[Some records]
--
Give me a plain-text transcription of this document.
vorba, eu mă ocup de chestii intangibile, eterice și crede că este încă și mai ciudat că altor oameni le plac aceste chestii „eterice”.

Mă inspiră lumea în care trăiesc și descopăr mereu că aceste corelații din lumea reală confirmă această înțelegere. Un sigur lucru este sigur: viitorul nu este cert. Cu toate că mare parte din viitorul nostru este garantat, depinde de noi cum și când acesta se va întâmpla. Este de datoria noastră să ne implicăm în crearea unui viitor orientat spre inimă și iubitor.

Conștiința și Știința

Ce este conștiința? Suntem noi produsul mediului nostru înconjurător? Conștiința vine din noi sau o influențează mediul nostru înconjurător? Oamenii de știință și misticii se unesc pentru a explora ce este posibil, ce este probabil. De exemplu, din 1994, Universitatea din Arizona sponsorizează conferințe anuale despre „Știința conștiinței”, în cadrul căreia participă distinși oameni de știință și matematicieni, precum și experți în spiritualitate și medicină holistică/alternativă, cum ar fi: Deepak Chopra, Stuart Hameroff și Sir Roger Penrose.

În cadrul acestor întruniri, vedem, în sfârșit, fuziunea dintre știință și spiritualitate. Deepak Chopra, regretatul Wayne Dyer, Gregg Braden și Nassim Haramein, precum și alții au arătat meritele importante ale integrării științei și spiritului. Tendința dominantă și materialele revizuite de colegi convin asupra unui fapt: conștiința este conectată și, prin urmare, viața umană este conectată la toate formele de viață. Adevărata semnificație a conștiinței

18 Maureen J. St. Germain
--
| What is needed |
Extract the complete listing verbatim.

| Full output |
Give me a plain-text transcription of this document.
vorba, eu mă ocup de chestii intangibile, eterice și crede că este încă și mai ciudat că altor oameni le plac aceste chestii „eterice”.

Mă inspiră lumea în care trăiesc și descopăr mereu că aceste corelații din lumea reală confirmă această înțelegere. Un sigur lucru este sigur: viitorul nu este cert. Cu toate că mare parte din viitorul nostru este garantat, depinde de noi cum și când acesta se va întâmpla. Este de datoria noastră să ne implicăm în crearea unui viitor orientat spre inimă și iubitor.

Conștiința și Știința

Ce este conștiința? Suntem noi produsul mediului nostru înconjurător? Conștiința vine din noi sau o influențează mediul nostru înconjurător? Oamenii de știință și misticii se unesc pentru a explora ce este posibil, ce este probabil. De exemplu, din 1994, Universitatea din Arizona sponsorizează conferințe anuale despre „Știința conștiinței”, în cadrul căreia participă distinși oameni de știință și matematicieni, precum și experți în spiritualitate și medicină holistică/alternativă, cum ar fi: Deepak Chopra, Stuart Hameroff și Sir Roger Penrose.

În cadrul acestor întruniri, vedem, în sfârșit, fuziunea dintre știință și spiritualitate. Deepak Chopra, regretatul Wayne Dyer, Gregg Braden și Nassim Haramein, precum și alții au arătat meritele importante ale integrării științei și spiritului. Tendința dominantă și materialele revizuite de colegi convin asupra unui fapt: conștiința este conectată și, prin urmare, viața umană este conectată la toate formele de viață. Adevărata semnificație a conștiinței

18 Maureen J. St. Germain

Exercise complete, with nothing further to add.